THE TASK:
Determine how many lines include "Monday". Give the number and nothing else.

(Excerpt from a dataset)
• • • • •
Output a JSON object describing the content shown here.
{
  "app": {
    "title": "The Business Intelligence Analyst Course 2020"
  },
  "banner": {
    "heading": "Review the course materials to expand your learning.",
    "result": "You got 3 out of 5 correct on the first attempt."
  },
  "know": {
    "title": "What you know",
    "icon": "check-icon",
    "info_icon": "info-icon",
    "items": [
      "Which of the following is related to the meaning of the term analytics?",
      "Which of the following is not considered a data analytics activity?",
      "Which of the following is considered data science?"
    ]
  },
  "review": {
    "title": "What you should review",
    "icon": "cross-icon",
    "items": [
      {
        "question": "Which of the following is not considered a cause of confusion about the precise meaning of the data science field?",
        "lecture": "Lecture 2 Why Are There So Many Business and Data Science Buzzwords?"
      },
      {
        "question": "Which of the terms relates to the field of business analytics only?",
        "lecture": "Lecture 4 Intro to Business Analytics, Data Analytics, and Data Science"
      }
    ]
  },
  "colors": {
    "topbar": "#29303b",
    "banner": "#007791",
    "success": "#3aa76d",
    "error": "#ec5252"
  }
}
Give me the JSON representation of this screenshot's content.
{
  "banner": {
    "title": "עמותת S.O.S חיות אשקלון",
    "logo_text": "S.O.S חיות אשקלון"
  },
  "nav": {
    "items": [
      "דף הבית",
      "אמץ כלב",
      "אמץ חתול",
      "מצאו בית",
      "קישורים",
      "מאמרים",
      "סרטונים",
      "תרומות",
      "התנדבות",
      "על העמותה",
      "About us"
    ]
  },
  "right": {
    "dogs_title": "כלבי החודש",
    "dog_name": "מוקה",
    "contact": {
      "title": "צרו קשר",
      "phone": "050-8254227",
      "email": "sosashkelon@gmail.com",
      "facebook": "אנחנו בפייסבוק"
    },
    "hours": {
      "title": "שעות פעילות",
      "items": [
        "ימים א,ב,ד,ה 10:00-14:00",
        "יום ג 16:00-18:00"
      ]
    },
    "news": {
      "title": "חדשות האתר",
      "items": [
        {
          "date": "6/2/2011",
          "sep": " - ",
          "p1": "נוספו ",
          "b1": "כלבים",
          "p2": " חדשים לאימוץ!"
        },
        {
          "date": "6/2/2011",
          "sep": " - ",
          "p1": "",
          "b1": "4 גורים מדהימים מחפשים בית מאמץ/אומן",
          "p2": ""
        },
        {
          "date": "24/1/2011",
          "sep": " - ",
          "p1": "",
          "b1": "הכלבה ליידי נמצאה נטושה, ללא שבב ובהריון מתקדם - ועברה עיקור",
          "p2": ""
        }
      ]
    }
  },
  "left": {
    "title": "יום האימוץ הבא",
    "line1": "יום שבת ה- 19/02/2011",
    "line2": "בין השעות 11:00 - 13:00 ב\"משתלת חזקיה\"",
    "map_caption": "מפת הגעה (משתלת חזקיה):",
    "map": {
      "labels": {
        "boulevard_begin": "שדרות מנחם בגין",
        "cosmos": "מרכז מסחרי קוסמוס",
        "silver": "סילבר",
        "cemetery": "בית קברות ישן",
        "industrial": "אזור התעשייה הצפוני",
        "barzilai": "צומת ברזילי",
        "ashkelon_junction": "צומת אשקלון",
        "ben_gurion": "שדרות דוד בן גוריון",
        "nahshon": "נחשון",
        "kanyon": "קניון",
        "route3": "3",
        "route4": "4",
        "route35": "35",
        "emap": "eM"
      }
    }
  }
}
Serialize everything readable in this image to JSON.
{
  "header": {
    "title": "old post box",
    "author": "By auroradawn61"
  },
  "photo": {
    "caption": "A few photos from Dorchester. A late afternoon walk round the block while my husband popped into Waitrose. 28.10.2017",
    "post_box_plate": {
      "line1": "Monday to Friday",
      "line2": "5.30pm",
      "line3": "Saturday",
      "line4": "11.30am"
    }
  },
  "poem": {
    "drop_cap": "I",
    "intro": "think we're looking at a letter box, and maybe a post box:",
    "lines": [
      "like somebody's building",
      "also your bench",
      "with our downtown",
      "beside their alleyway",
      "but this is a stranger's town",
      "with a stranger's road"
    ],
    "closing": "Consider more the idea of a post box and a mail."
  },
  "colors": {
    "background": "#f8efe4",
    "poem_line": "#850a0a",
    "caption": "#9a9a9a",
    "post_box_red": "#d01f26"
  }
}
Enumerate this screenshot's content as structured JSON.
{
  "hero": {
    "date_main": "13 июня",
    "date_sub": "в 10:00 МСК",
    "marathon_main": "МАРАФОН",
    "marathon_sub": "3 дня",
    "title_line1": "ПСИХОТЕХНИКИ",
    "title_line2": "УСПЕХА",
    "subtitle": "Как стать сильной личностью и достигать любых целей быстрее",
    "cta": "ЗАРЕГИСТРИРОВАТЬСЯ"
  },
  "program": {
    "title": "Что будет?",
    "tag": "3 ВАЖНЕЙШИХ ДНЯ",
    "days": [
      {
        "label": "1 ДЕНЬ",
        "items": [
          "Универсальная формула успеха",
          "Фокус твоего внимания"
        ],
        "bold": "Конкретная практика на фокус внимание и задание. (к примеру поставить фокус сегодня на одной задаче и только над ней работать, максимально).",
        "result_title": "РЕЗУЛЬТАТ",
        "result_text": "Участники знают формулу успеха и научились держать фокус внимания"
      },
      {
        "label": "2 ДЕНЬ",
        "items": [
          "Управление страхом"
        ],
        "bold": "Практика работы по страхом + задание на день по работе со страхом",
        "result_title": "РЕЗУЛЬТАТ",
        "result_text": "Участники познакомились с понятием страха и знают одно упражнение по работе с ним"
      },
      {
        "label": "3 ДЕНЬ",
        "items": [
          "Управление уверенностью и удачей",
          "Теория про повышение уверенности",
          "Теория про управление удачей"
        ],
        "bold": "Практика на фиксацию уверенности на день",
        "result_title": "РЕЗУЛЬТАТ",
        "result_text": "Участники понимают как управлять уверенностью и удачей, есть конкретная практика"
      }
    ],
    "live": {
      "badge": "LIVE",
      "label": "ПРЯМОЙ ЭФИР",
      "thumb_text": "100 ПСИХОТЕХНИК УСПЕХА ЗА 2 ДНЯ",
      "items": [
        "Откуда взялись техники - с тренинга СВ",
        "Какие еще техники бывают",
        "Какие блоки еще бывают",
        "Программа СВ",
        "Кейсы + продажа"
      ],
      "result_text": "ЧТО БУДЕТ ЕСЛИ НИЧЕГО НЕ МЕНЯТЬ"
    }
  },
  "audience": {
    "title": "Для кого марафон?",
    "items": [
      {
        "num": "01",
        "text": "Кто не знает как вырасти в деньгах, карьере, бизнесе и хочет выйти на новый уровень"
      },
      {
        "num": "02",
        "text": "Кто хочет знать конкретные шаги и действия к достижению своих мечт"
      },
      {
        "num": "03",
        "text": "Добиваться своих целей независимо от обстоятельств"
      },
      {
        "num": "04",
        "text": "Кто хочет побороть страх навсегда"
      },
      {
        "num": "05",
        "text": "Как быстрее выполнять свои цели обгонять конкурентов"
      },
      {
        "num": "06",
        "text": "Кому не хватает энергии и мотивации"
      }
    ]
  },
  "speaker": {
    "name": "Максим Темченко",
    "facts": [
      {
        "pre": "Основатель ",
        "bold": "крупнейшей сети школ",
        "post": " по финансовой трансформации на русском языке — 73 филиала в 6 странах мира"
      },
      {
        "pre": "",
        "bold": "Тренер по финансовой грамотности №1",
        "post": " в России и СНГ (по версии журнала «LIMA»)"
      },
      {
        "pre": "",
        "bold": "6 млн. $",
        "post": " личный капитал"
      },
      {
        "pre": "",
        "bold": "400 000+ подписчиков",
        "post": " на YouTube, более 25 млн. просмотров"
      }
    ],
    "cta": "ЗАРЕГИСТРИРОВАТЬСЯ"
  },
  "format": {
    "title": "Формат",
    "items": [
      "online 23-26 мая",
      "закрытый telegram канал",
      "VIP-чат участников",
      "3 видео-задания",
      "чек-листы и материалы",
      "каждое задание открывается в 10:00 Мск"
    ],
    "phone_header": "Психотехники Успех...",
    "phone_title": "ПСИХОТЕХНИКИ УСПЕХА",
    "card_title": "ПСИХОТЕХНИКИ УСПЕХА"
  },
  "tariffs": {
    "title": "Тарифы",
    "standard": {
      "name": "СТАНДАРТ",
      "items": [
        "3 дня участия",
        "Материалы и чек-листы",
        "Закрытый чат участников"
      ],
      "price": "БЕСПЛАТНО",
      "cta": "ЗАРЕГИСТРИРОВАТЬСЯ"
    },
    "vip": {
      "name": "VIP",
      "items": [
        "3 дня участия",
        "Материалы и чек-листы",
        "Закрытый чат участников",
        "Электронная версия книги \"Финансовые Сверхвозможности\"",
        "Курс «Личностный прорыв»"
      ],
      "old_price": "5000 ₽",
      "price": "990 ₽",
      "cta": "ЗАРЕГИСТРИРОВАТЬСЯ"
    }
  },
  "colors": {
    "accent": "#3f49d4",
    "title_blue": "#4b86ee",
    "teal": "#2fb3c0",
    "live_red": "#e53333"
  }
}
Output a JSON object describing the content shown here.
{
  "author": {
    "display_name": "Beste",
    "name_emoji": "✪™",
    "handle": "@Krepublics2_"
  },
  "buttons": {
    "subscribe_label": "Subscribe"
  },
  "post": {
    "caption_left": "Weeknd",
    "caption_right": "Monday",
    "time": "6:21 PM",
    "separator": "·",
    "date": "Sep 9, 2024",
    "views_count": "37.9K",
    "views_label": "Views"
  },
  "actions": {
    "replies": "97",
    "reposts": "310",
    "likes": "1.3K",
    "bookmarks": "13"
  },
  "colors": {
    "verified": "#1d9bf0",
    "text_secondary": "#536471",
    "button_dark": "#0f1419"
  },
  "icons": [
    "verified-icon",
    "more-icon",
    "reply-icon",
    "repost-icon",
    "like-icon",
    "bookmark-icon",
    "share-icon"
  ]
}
• • • • •
WRITTEN RESPONSE:
2